## Exercise
Give back the entire listing verbatim.

===============

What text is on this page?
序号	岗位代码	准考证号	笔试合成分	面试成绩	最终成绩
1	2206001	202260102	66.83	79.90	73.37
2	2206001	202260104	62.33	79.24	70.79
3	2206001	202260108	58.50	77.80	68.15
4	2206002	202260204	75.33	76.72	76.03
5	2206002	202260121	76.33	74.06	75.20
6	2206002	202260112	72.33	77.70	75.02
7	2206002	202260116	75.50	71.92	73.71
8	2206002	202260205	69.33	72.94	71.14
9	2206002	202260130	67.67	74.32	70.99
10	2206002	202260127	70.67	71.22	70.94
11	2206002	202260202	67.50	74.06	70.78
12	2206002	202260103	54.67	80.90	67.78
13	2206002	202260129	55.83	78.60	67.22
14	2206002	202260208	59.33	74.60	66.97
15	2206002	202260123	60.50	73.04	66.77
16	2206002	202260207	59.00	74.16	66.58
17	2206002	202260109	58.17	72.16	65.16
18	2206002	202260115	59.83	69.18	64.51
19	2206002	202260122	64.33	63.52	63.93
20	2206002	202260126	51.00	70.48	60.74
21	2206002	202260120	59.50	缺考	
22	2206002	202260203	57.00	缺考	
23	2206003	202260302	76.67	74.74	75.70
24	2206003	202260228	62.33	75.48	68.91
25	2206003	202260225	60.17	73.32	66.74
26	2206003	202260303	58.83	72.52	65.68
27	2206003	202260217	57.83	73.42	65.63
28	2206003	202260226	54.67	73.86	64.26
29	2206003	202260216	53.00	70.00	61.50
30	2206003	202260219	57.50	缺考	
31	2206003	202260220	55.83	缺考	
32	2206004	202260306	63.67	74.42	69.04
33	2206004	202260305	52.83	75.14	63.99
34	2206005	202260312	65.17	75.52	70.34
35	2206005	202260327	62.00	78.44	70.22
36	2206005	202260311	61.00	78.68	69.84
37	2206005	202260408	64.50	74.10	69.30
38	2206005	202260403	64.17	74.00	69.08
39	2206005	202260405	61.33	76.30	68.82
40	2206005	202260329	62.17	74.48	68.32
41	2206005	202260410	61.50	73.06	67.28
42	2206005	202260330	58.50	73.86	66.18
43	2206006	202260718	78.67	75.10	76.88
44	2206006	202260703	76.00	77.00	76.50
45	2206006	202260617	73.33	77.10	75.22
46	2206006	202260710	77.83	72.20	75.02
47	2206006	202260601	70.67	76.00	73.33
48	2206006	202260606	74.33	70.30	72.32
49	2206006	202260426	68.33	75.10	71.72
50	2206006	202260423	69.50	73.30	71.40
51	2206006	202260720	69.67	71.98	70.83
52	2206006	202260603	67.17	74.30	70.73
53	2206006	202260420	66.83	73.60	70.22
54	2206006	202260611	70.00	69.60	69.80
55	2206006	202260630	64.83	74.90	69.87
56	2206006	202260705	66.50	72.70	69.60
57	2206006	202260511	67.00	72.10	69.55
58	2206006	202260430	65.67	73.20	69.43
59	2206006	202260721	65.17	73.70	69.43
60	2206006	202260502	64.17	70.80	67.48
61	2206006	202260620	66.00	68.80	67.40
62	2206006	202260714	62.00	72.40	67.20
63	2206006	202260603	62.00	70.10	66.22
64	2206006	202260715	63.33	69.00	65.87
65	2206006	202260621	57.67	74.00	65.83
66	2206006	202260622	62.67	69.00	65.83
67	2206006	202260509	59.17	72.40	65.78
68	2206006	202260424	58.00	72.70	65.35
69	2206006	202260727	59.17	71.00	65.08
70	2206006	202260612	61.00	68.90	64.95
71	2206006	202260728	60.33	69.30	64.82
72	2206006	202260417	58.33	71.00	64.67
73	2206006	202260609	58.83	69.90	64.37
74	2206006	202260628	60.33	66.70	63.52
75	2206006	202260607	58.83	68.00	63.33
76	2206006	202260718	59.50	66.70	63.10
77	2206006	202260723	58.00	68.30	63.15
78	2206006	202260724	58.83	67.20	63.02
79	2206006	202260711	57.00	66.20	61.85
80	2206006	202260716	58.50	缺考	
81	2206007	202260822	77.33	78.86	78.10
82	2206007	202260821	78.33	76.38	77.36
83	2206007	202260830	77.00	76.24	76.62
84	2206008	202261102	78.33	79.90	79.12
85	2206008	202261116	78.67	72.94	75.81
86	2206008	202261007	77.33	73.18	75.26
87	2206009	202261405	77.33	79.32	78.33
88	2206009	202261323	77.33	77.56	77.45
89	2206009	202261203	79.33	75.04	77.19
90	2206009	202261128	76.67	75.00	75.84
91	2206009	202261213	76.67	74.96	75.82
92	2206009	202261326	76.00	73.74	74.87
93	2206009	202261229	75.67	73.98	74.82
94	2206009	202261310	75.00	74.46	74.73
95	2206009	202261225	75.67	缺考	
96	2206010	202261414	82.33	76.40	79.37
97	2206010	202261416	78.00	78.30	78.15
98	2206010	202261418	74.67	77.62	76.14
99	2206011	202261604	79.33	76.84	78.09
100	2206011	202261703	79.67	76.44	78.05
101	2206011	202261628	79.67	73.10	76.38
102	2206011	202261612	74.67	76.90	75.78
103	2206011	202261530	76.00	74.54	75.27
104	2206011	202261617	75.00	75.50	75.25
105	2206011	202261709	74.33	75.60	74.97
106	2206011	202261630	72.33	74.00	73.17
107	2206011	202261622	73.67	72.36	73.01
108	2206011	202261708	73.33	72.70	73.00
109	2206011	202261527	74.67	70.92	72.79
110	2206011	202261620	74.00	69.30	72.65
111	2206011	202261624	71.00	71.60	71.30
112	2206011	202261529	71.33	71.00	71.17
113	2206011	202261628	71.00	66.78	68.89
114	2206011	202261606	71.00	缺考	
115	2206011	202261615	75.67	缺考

===============

## Solution
What text is on this page?
序号	岗位代码	准考证号	笔试合成分	面试成绩	最终成绩
1	2206001	202260102	66.83	79.90	73.37
2	2206001	202260104	62.33	79.24	70.79
3	2206001	202260108	58.50	77.80	68.15
4	2206002	202260204	75.33	76.72	76.03
5	2206002	202260121	76.33	74.06	75.20
6	2206002	202260112	72.33	77.70	75.02
7	2206002	202260116	75.50	71.92	73.71
8	2206002	202260205	69.33	72.94	71.14
9	2206002	202260130	67.67	74.32	70.99
10	2206002	202260127	70.67	71.22	70.94
11	2206002	202260202	67.50	74.06	70.78
12	2206002	202260103	54.67	80.90	67.78
13	2206002	202260129	55.83	78.60	67.22
14	2206002	202260208	59.33	74.60	66.97
15	2206002	202260123	60.50	73.04	66.77
16	2206002	202260207	59.00	74.16	66.58
17	2206002	202260109	58.17	72.16	65.16
18	2206002	202260115	59.83	69.18	64.51
19	2206002	202260122	64.33	63.52	63.93
20	2206002	202260126	51.00	70.48	60.74
21	2206002	202260120	59.50	缺考	
22	2206002	202260203	57.00	缺考	
23	2206003	202260302	76.67	74.74	75.70
24	2206003	202260228	62.33	75.48	68.91
25	2206003	202260225	60.17	73.32	66.74
26	2206003	202260303	58.83	72.52	65.68
27	2206003	202260217	57.83	73.42	65.63
28	2206003	202260226	54.67	73.86	64.26
29	2206003	202260216	53.00	70.00	61.50
30	2206003	202260219	57.50	缺考	
31	2206003	202260220	55.83	缺考	
32	2206004	202260306	63.67	74.42	69.04
33	2206004	202260305	52.83	75.14	63.99
34	2206005	202260312	65.17	75.52	70.34
35	2206005	202260327	62.00	78.44	70.22
36	2206005	202260311	61.00	78.68	69.84
37	2206005	202260408	64.50	74.10	69.30
38	2206005	202260403	64.17	74.00	69.08
39	2206005	202260405	61.33	76.30	68.82
40	2206005	202260329	62.17	74.48	68.32
41	2206005	202260410	61.50	73.06	67.28
42	2206005	202260330	58.50	73.86	66.18
43	2206006	202260718	78.67	75.10	76.88
44	2206006	202260703	76.00	77.00	76.50
45	2206006	202260617	73.33	77.10	75.22
46	2206006	202260710	77.83	72.20	75.02
47	2206006	202260601	70.67	76.00	73.33
48	2206006	202260606	74.33	70.30	72.32
49	2206006	202260426	68.33	75.10	71.72
50	2206006	202260423	69.50	73.30	71.40
51	2206006	202260720	69.67	71.98	70.83
52	2206006	202260603	67.17	74.30	70.73
53	2206006	202260420	66.83	73.60	70.22
54	2206006	202260611	70.00	69.60	69.80
55	2206006	202260630	64.83	74.90	69.87
56	2206006	202260705	66.50	72.70	69.60
57	2206006	202260511	67.00	72.10	69.55
58	2206006	202260430	65.67	73.20	69.43
59	2206006	202260721	65.17	73.70	69.43
60	2206006	202260502	64.17	70.80	67.48
61	2206006	202260620	66.00	68.80	67.40
62	2206006	202260714	62.00	72.40	67.20
63	2206006	202260603	62.00	70.10	66.22
64	2206006	202260715	63.33	69.00	65.87
65	2206006	202260621	57.67	74.00	65.83
66	2206006	202260622	62.67	69.00	65.83
67	2206006	202260509	59.17	72.40	65.78
68	2206006	202260424	58.00	72.70	65.35
69	2206006	202260727	59.17	71.00	65.08
70	2206006	202260612	61.00	68.90	64.95
71	2206006	202260728	60.33	69.30	64.82
72	2206006	202260417	58.33	71.00	64.67
73	2206006	202260609	58.83	69.90	64.37
74	2206006	202260628	60.33	66.70	63.52
75	2206006	202260607	58.83	68.00	63.33
76	2206006	202260718	59.50	66.70	63.10
77	2206006	202260723	58.00	68.30	63.15
78	2206006	202260724	58.83	67.20	63.02
79	2206006	202260711	57.00	66.20	61.85
80	2206006	202260716	58.50	缺考	
81	2206007	202260822	77.33	78.86	78.10
82	2206007	202260821	78.33	76.38	77.36
83	2206007	202260830	77.00	76.24	76.62
84	2206008	202261102	78.33	79.90	79.12
85	2206008	202261116	78.67	72.94	75.81
86	2206008	202261007	77.33	73.18	75.26
87	2206009	202261405	77.33	79.32	78.33
88	2206009	202261323	77.33	77.56	77.45
89	2206009	202261203	79.33	75.04	77.19
90	2206009	202261128	76.67	75.00	75.84
91	2206009	202261213	76.67	74.96	75.82
92	2206009	202261326	76.00	73.74	74.87
93	2206009	202261229	75.67	73.98	74.82
94	2206009	202261310	75.00	74.46	74.73
95	2206009	202261225	75.67	缺考	
96	2206010	202261414	82.33	76.40	79.37
97	2206010	202261416	78.00	78.30	78.15
98	2206010	202261418	74.67	77.62	76.14
99	2206011	202261604	79.33	76.84	78.09
100	2206011	202261703	79.67	76.44	78.05
101	2206011	202261628	79.67	73.10	76.38
102	2206011	202261612	74.67	76.90	75.78
103	2206011	202261530	76.00	74.54	75.27
104	2206011	202261617	75.00	75.50	75.25
105	2206011	202261709	74.33	75.60	74.97
106	2206011	202261630	72.33	74.00	73.17
107	2206011	202261622	73.67	72.36	73.01
108	2206011	202261708	73.33	72.70	73.00
109	2206011	202261527	74.67	70.92	72.79
110	2206011	202261620	74.00	69.30	72.65
111	2206011	202261624	71.00	71.60	71.30
112	2206011	202261529	71.33	71.00	71.17
113	2206011	202261628	71.00	66.78	68.89
114	2206011	202261606	71.00	缺考	
115	2206011	202261615	75.67	缺考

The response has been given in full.